• EXCERTO DO TEXTO:
Se é verdade que a arte imita a vida, justo seria admitir também que, muitas vezes, nossa vida ajusta posicionamentos ou adquire gestos que nos são inspirados pela arte. Principalmente no que diz respeito ao cinema onde, além da história em si, se disponibilizam incontáveis recursos de linguagem.

Quando se fala em linguagem cinematográfia, é inevitável lembrar de Scorsese e da forma com ele se debruça, com requinte de detalhes, sobre a eficiência da estrutura narrativa.

Claro que a temática tem seu peso reconhecido (e nisto Scorsese deixa a sua marca), mas a movimentação da câmera, o foco, a iluminação, a narração, a trilha musical, são fatores que contribuem em alto grau para intensidade com que o espectador se envolve, e a forma como decifra as ideias que o diretor quer transmitir.

Assim sendo, podemos afirmar que as obras de Scorsese vão além do entretenimento! Elas atuam também como pontos de reflexão e, portanto, lições que podemos (e devemos) adotar em nossa vida.

• TAREFAS E EXERCÍCIOS:
1 > Repita o trecho do excerto entre "Claro que a" e "diretor quer transmitir.", inclusive, tal como consta no original.
2 > Reproduza os registros do início até a linha que contém "verified-badge-icon — [384, 52, 418, 86]", inclusive, trocando "Output format" por "Response format" e mantendo todo o resto sem alteração.
O excerto e os registros não guardam relação entre si.

• MATERIAL:
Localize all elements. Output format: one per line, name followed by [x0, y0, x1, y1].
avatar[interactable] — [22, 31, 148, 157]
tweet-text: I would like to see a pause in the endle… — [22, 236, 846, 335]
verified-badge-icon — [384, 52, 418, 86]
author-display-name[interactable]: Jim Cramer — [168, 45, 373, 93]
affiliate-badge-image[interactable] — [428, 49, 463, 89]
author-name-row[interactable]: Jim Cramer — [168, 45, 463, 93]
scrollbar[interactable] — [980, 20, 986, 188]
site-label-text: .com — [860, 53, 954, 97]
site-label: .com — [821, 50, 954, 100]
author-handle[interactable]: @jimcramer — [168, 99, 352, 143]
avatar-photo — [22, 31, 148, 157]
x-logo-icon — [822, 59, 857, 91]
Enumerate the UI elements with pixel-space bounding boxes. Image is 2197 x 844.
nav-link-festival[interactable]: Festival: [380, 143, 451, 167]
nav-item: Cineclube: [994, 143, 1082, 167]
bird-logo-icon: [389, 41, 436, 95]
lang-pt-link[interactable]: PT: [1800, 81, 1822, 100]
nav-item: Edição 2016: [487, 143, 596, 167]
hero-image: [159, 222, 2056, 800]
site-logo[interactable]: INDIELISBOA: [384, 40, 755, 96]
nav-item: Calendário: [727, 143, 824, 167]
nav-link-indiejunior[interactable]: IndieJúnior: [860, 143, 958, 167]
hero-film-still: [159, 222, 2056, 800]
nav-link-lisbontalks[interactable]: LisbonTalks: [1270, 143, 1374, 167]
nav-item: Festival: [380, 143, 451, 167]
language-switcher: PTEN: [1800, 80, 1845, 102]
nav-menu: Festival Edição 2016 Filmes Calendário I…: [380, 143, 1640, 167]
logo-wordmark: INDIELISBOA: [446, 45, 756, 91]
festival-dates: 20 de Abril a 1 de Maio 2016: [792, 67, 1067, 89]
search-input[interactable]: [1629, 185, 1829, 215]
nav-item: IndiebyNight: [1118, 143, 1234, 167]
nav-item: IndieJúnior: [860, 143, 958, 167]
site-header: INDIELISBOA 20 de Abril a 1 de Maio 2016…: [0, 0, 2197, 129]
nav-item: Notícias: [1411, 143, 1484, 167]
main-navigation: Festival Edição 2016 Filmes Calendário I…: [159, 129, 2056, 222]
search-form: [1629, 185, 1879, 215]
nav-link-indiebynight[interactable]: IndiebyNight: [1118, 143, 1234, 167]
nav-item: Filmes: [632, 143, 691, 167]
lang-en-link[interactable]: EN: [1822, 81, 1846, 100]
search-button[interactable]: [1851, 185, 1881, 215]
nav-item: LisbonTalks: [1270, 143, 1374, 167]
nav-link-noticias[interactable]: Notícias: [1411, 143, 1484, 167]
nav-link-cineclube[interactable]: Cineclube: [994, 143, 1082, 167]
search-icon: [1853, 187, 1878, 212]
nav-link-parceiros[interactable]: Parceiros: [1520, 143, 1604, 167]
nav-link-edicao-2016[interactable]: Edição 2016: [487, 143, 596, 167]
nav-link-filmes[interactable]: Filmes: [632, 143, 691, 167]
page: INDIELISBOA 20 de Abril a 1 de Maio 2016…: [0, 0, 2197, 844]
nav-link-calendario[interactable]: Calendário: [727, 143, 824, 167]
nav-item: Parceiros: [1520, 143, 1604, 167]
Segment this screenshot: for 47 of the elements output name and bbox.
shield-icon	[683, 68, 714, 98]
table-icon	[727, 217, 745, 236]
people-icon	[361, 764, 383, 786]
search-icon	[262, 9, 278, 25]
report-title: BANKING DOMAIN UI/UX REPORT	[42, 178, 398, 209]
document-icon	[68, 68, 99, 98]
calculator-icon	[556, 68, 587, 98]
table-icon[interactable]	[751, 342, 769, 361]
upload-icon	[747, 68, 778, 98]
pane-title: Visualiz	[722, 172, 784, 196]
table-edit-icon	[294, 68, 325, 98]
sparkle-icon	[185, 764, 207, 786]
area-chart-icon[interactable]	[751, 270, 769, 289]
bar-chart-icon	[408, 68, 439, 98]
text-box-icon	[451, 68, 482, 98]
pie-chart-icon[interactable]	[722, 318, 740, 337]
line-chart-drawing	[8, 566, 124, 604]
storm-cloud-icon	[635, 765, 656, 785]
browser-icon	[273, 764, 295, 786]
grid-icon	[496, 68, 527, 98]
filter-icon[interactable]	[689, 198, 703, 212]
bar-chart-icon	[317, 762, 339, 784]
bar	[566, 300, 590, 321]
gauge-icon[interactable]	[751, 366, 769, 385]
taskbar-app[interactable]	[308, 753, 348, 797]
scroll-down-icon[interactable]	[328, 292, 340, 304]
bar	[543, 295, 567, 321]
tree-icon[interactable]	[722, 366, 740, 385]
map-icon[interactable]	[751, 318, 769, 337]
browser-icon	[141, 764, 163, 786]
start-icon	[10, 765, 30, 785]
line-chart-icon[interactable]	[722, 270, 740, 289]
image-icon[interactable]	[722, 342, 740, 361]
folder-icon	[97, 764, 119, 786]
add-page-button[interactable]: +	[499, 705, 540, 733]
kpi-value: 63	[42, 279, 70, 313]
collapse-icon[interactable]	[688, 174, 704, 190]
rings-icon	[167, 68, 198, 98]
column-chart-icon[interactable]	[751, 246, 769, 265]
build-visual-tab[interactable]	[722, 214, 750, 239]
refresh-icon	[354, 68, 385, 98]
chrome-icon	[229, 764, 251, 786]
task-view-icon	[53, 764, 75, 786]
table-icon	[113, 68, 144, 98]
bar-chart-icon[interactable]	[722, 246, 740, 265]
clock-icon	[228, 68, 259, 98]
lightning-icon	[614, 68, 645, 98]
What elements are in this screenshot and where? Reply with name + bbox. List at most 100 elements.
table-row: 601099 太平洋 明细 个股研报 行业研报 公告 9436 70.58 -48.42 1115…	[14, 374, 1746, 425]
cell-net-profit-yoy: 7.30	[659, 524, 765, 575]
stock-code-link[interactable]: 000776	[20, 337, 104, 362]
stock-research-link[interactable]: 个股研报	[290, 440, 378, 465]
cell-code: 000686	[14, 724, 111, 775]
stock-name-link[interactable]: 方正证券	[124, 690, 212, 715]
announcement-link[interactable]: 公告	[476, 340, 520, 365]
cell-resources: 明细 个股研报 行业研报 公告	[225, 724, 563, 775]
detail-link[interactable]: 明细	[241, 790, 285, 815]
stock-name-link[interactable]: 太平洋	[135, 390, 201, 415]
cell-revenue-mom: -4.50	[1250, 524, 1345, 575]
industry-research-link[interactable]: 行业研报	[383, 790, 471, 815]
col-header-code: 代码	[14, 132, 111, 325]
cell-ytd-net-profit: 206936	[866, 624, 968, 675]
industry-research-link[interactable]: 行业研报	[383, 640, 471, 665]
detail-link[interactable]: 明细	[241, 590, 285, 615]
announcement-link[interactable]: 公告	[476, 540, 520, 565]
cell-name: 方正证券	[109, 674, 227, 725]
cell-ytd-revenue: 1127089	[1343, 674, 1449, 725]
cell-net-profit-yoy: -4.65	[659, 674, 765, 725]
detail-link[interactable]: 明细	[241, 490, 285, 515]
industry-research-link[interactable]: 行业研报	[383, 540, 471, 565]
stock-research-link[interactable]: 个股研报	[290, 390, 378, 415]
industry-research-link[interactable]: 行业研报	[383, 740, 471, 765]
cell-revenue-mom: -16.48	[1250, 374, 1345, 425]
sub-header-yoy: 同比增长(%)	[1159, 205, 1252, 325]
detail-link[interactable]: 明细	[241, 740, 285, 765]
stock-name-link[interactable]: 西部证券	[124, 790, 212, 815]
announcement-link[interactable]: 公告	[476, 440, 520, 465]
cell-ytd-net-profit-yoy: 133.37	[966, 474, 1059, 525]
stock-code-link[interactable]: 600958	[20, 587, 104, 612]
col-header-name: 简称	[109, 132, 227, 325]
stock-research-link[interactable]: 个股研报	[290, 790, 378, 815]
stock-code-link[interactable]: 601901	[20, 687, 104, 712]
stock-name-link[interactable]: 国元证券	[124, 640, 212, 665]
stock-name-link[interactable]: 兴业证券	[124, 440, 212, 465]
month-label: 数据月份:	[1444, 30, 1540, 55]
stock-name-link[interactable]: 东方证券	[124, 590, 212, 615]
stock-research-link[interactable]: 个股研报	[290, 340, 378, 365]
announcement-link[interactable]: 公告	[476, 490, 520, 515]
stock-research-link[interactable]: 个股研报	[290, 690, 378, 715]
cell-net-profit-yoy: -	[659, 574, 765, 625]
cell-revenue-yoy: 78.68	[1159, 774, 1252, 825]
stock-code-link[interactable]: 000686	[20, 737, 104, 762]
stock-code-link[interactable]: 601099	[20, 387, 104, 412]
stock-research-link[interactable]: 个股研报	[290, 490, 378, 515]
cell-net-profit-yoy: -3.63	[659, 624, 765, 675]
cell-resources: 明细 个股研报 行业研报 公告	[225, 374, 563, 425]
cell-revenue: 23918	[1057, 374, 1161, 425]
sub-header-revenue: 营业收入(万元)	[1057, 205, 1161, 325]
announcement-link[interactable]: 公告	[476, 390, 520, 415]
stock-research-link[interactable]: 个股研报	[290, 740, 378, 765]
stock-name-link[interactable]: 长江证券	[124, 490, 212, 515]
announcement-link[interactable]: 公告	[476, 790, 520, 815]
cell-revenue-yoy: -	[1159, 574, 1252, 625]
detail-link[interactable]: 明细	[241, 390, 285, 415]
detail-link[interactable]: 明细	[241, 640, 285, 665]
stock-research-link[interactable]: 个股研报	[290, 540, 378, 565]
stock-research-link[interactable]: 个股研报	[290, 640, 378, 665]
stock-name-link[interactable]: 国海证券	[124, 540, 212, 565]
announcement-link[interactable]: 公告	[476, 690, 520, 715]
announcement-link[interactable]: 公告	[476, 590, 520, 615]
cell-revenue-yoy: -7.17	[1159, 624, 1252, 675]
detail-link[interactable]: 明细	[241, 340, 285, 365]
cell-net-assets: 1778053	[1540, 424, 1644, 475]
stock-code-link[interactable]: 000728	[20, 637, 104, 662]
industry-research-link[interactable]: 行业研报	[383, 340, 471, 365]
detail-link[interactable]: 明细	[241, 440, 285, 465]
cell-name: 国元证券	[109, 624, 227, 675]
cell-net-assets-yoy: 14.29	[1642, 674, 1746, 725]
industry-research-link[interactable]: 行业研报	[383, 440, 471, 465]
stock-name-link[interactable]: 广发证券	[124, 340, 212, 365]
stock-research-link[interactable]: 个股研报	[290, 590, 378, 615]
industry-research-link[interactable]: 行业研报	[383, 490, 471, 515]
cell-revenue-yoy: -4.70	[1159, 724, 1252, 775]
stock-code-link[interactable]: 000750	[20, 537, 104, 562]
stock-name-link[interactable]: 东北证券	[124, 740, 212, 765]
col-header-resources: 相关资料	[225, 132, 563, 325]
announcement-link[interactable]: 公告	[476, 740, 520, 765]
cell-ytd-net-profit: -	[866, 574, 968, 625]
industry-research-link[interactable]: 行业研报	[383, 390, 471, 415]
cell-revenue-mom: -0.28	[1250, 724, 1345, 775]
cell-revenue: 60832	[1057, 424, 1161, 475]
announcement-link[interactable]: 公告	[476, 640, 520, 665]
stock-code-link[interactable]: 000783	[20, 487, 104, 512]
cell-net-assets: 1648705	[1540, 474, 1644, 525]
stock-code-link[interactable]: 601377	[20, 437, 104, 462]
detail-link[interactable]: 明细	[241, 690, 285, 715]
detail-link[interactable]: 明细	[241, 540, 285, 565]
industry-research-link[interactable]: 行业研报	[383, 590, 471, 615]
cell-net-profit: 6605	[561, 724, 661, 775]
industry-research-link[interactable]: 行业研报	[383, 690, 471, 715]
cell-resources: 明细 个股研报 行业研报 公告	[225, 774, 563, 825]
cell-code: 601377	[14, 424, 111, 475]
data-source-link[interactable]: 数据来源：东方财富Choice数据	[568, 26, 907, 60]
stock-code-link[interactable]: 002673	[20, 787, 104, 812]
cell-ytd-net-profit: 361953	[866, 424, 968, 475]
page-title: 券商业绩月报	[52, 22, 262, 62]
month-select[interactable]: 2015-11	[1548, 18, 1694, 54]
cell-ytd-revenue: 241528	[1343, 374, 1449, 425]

• CONJUNTO DE RESPOSTAS:
1 >
Claro que a temática tem seu peso reconhecido (e nisto Scorsese deixa a sua marca), mas a movimentação da câmera, o foco, a iluminação, a narração, a trilha musical, são fatores que contribuem em alto grau para intensidade com que o espectador se envolve, e a forma como decifra as ideias que o diretor quer transmitir.

2 >
Localize all elements. Response format: one per line, name followed by [x0, y0, x1, y1].
avatar[interactable] — [22, 31, 148, 157]
tweet-text: I would like to see a pause in the endle… — [22, 236, 846, 335]
verified-badge-icon — [384, 52, 418, 86]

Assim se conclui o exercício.